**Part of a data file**
- - - - - - -

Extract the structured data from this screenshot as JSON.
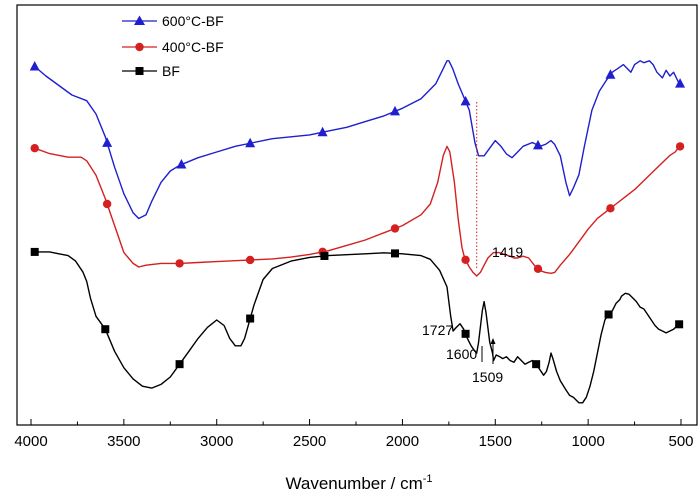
{
  "chart_data": {
    "type": "line",
    "xlabel": "Wavenumber / cm",
    "xlabel_superscript": "-1",
    "ylabel": "",
    "xlim": [
      4000,
      500
    ],
    "x_reversed": true,
    "x_ticks": [
      4000,
      3500,
      3000,
      2500,
      2000,
      1500,
      1000,
      500
    ],
    "y_ticks_labeled": false,
    "grid": false,
    "legend_position": "top-left",
    "series": [
      {
        "name": "600°C-BF",
        "color": "#1f1fd0",
        "marker": "triangle",
        "points": [
          [
            3980,
            85
          ],
          [
            3920,
            80
          ],
          [
            3850,
            75
          ],
          [
            3780,
            70
          ],
          [
            3700,
            67
          ],
          [
            3650,
            60
          ],
          [
            3600,
            48
          ],
          [
            3550,
            32
          ],
          [
            3500,
            18
          ],
          [
            3450,
            8
          ],
          [
            3420,
            5
          ],
          [
            3380,
            7
          ],
          [
            3350,
            14
          ],
          [
            3300,
            24
          ],
          [
            3250,
            30
          ],
          [
            3200,
            33
          ],
          [
            3100,
            37
          ],
          [
            3000,
            40
          ],
          [
            2900,
            43
          ],
          [
            2800,
            45
          ],
          [
            2700,
            47
          ],
          [
            2600,
            48
          ],
          [
            2500,
            49
          ],
          [
            2400,
            51
          ],
          [
            2300,
            53
          ],
          [
            2200,
            56
          ],
          [
            2100,
            59
          ],
          [
            2000,
            63
          ],
          [
            1900,
            68
          ],
          [
            1820,
            76
          ],
          [
            1780,
            84
          ],
          [
            1760,
            88
          ],
          [
            1750,
            88
          ],
          [
            1730,
            84
          ],
          [
            1700,
            76
          ],
          [
            1670,
            69
          ],
          [
            1640,
            62
          ],
          [
            1610,
            45
          ],
          [
            1590,
            38
          ],
          [
            1560,
            38
          ],
          [
            1530,
            42
          ],
          [
            1500,
            46
          ],
          [
            1470,
            43
          ],
          [
            1440,
            39
          ],
          [
            1410,
            37
          ],
          [
            1380,
            40
          ],
          [
            1350,
            43
          ],
          [
            1300,
            45
          ],
          [
            1260,
            43
          ],
          [
            1230,
            44
          ],
          [
            1200,
            46
          ],
          [
            1180,
            44
          ],
          [
            1150,
            38
          ],
          [
            1120,
            24
          ],
          [
            1100,
            17
          ],
          [
            1080,
            21
          ],
          [
            1050,
            28
          ],
          [
            1020,
            43
          ],
          [
            980,
            62
          ],
          [
            940,
            72
          ],
          [
            900,
            78
          ],
          [
            870,
            82
          ],
          [
            840,
            84
          ],
          [
            810,
            86
          ],
          [
            790,
            84
          ],
          [
            770,
            82
          ],
          [
            750,
            86
          ],
          [
            720,
            88
          ],
          [
            700,
            87
          ],
          [
            670,
            88
          ],
          [
            650,
            86
          ],
          [
            630,
            82
          ],
          [
            600,
            79
          ],
          [
            580,
            83
          ],
          [
            560,
            80
          ],
          [
            540,
            82
          ],
          [
            510,
            76
          ]
        ]
      },
      {
        "name": "400°C-BF",
        "color": "#d42020",
        "marker": "circle",
        "points": [
          [
            3980,
            71
          ],
          [
            3900,
            68
          ],
          [
            3800,
            66
          ],
          [
            3730,
            66
          ],
          [
            3700,
            64
          ],
          [
            3650,
            56
          ],
          [
            3600,
            43
          ],
          [
            3550,
            28
          ],
          [
            3500,
            13
          ],
          [
            3450,
            7
          ],
          [
            3420,
            5
          ],
          [
            3380,
            6
          ],
          [
            3300,
            7
          ],
          [
            3200,
            7
          ],
          [
            3100,
            7.5
          ],
          [
            3000,
            8
          ],
          [
            2900,
            8.5
          ],
          [
            2800,
            9
          ],
          [
            2700,
            9.5
          ],
          [
            2600,
            10.5
          ],
          [
            2500,
            12
          ],
          [
            2400,
            14
          ],
          [
            2300,
            17
          ],
          [
            2200,
            20
          ],
          [
            2100,
            24
          ],
          [
            2000,
            28
          ],
          [
            1900,
            34
          ],
          [
            1850,
            40
          ],
          [
            1810,
            52
          ],
          [
            1780,
            67
          ],
          [
            1760,
            72
          ],
          [
            1745,
            69
          ],
          [
            1720,
            52
          ],
          [
            1700,
            32
          ],
          [
            1680,
            16
          ],
          [
            1665,
            10
          ],
          [
            1640,
            5
          ],
          [
            1620,
            2
          ],
          [
            1600,
            0
          ],
          [
            1580,
            2
          ],
          [
            1560,
            6
          ],
          [
            1540,
            10
          ],
          [
            1510,
            13
          ],
          [
            1480,
            13
          ],
          [
            1450,
            12
          ],
          [
            1420,
            11
          ],
          [
            1400,
            10
          ],
          [
            1380,
            10
          ],
          [
            1350,
            11
          ],
          [
            1320,
            10
          ],
          [
            1290,
            6
          ],
          [
            1260,
            3
          ],
          [
            1230,
            2
          ],
          [
            1200,
            1.5
          ],
          [
            1180,
            2
          ],
          [
            1150,
            6
          ],
          [
            1100,
            12
          ],
          [
            1050,
            19
          ],
          [
            1000,
            26
          ],
          [
            950,
            32
          ],
          [
            900,
            36
          ],
          [
            850,
            40
          ],
          [
            800,
            44
          ],
          [
            750,
            48
          ],
          [
            700,
            53
          ],
          [
            650,
            58
          ],
          [
            600,
            63
          ],
          [
            560,
            67
          ],
          [
            530,
            69
          ],
          [
            510,
            72
          ]
        ]
      },
      {
        "name": "BF",
        "color": "#000000",
        "marker": "square",
        "points": [
          [
            3980,
            87
          ],
          [
            3900,
            87
          ],
          [
            3850,
            86
          ],
          [
            3800,
            85
          ],
          [
            3760,
            82
          ],
          [
            3720,
            76
          ],
          [
            3700,
            71
          ],
          [
            3680,
            62
          ],
          [
            3650,
            52
          ],
          [
            3600,
            45
          ],
          [
            3550,
            33
          ],
          [
            3500,
            24
          ],
          [
            3450,
            18
          ],
          [
            3400,
            14
          ],
          [
            3350,
            13
          ],
          [
            3300,
            15
          ],
          [
            3250,
            19
          ],
          [
            3200,
            26
          ],
          [
            3150,
            33
          ],
          [
            3100,
            40
          ],
          [
            3050,
            46
          ],
          [
            3000,
            50
          ],
          [
            2960,
            47
          ],
          [
            2930,
            40
          ],
          [
            2900,
            36
          ],
          [
            2870,
            36
          ],
          [
            2850,
            40
          ],
          [
            2800,
            58
          ],
          [
            2750,
            72
          ],
          [
            2700,
            78
          ],
          [
            2600,
            82
          ],
          [
            2500,
            84
          ],
          [
            2400,
            85
          ],
          [
            2300,
            85.5
          ],
          [
            2200,
            86
          ],
          [
            2100,
            86.5
          ],
          [
            2000,
            86
          ],
          [
            1900,
            85
          ],
          [
            1850,
            83
          ],
          [
            1800,
            77
          ],
          [
            1760,
            68
          ],
          [
            1740,
            52
          ],
          [
            1727,
            44
          ],
          [
            1710,
            46
          ],
          [
            1690,
            48
          ],
          [
            1670,
            45
          ],
          [
            1650,
            40
          ],
          [
            1630,
            36
          ],
          [
            1610,
            33
          ],
          [
            1600,
            32
          ],
          [
            1590,
            38
          ],
          [
            1570,
            55
          ],
          [
            1560,
            60
          ],
          [
            1550,
            54
          ],
          [
            1530,
            38
          ],
          [
            1515,
            32
          ],
          [
            1509,
            28
          ],
          [
            1495,
            31
          ],
          [
            1475,
            30
          ],
          [
            1460,
            29
          ],
          [
            1440,
            30
          ],
          [
            1420,
            28
          ],
          [
            1400,
            27
          ],
          [
            1380,
            30
          ],
          [
            1360,
            28
          ],
          [
            1340,
            26
          ],
          [
            1320,
            27
          ],
          [
            1300,
            28
          ],
          [
            1280,
            26
          ],
          [
            1260,
            23
          ],
          [
            1240,
            20
          ],
          [
            1225,
            22
          ],
          [
            1210,
            27
          ],
          [
            1200,
            32
          ],
          [
            1190,
            29
          ],
          [
            1170,
            22
          ],
          [
            1150,
            17
          ],
          [
            1120,
            12
          ],
          [
            1100,
            9
          ],
          [
            1080,
            8
          ],
          [
            1050,
            5
          ],
          [
            1030,
            5
          ],
          [
            1010,
            8
          ],
          [
            990,
            14
          ],
          [
            970,
            22
          ],
          [
            950,
            32
          ],
          [
            930,
            42
          ],
          [
            910,
            50
          ],
          [
            890,
            53
          ],
          [
            870,
            55
          ],
          [
            850,
            59
          ],
          [
            830,
            61
          ],
          [
            820,
            63
          ],
          [
            800,
            64.5
          ],
          [
            780,
            64
          ],
          [
            760,
            62
          ],
          [
            740,
            60
          ],
          [
            720,
            57
          ],
          [
            700,
            56
          ],
          [
            680,
            53
          ],
          [
            660,
            50
          ],
          [
            640,
            47
          ],
          [
            620,
            45
          ],
          [
            600,
            44
          ],
          [
            580,
            43
          ],
          [
            560,
            44
          ],
          [
            540,
            45
          ],
          [
            520,
            47
          ],
          [
            505,
            48
          ]
        ],
        "marker_x": [
          3980,
          3600,
          3200,
          2820,
          2420,
          2040,
          1660,
          1280,
          890,
          510
        ]
      }
    ],
    "blue_marker_x": [
      3980,
      3590,
      3190,
      2820,
      2430,
      2040,
      1660,
      1270,
      880,
      505
    ],
    "red_marker_x": [
      3980,
      3590,
      3200,
      2820,
      2430,
      2040,
      1660,
      1270,
      880,
      505
    ],
    "reference_line": {
      "x": 1600,
      "color": "#d42020",
      "style": "dotted"
    },
    "annotations": [
      {
        "text": "1727",
        "x": 1727
      },
      {
        "text": "1600",
        "x": 1600
      },
      {
        "text": "1509",
        "x": 1509
      },
      {
        "text": "1419",
        "x": 1419
      }
    ]
  }
}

- - - - - - -

**TO DO**
Gather every line from the listing above in which "color" appears, and copy those lines.

**FULL ANSWER**
        "color": "#1f1fd0",
        "color": "#d42020",
        "color": "#000000",
      "color": "#d42020",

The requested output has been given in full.